## WORK REQUIRED
Copy the data precisely, keeping every character.

## EXERCISE INPUT
-- BEGIN --

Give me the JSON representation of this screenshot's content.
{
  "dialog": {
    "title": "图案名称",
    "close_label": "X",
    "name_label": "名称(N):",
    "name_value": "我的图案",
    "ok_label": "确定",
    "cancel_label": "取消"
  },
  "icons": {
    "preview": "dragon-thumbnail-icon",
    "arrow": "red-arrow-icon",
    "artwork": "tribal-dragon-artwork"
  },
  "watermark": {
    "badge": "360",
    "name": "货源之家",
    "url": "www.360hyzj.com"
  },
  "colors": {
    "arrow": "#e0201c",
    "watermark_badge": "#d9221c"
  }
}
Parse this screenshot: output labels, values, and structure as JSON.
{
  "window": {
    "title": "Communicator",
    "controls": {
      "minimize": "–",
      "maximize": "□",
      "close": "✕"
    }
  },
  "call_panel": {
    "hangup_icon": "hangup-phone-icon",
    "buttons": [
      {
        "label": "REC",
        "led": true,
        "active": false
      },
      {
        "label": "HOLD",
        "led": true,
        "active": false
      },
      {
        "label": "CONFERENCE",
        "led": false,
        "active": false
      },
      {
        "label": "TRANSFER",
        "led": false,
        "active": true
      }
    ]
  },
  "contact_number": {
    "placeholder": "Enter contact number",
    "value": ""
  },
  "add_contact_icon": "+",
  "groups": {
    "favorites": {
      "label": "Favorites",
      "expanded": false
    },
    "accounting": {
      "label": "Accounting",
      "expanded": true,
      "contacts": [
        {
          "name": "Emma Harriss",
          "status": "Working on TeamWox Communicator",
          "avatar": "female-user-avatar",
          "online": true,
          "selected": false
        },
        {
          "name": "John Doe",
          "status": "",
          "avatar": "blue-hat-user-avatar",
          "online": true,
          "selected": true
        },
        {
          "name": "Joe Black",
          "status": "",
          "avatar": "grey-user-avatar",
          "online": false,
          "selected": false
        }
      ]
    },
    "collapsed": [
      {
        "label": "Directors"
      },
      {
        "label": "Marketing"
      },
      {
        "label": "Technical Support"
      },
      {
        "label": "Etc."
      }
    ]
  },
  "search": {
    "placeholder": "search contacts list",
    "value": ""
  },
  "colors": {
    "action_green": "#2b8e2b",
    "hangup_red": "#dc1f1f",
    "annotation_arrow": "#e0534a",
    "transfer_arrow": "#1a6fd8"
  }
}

-- END --

## WRITTEN SOLUTION
Give me the JSON representation of this screenshot's content.
{
  "dialog": {
    "title": "图案名称",
    "close_label": "X",
    "name_label": "名称(N):",
    "name_value": "我的图案",
    "ok_label": "确定",
    "cancel_label": "取消"
  },
  "icons": {
    "preview": "dragon-thumbnail-icon",
    "arrow": "red-arrow-icon",
    "artwork": "tribal-dragon-artwork"
  },
  "watermark": {
    "badge": "360",
    "name": "货源之家",
    "url": "www.360hyzj.com"
  },
  "colors": {
    "arrow": "#e0201c",
    "watermark_badge": "#d9221c"
  }
}
Parse this screenshot: output labels, values, and structure as JSON.
{
  "window": {
    "title": "Communicator",
    "controls": {
      "minimize": "–",
      "maximize": "□",
      "close": "✕"
    }
  },
  "call_panel": {
    "hangup_icon": "hangup-phone-icon",
    "buttons": [
      {
        "label": "REC",
        "led": true,
        "active": false
      },
      {
        "label": "HOLD",
        "led": true,
        "active": false
      },
      {
        "label": "CONFERENCE",
        "led": false,
        "active": false
      },
      {
        "label": "TRANSFER",
        "led": false,
        "active": true
      }
    ]
  },
  "contact_number": {
    "placeholder": "Enter contact number",
    "value": ""
  },
  "add_contact_icon": "+",
  "groups": {
    "favorites": {
      "label": "Favorites",
      "expanded": false
    },
    "accounting": {
      "label": "Accounting",
      "expanded": true,
      "contacts": [
        {
          "name": "Emma Harriss",
          "status": "Working on TeamWox Communicator",
          "avatar": "female-user-avatar",
          "online": true,
          "selected": false
        },
        {
          "name": "John Doe",
          "status": "",
          "avatar": "blue-hat-user-avatar",
          "online": true,
          "selected": true
        },
        {
          "name": "Joe Black",
          "status": "",
          "avatar": "grey-user-avatar",
          "online": false,
          "selected": false
        }
      ]
    },
    "collapsed": [
      {
        "label": "Directors"
      },
      {
        "label": "Marketing"
      },
      {
        "label": "Technical Support"
      },
      {
        "label": "Etc."
      }
    ]
  },
  "search": {
    "placeholder": "search contacts list",
    "value": ""
  },
  "colors": {
    "action_green": "#2b8e2b",
    "hangup_red": "#dc1f1f",
    "annotation_arrow": "#e0534a",
    "transfer_arrow": "#1a6fd8"
  }
}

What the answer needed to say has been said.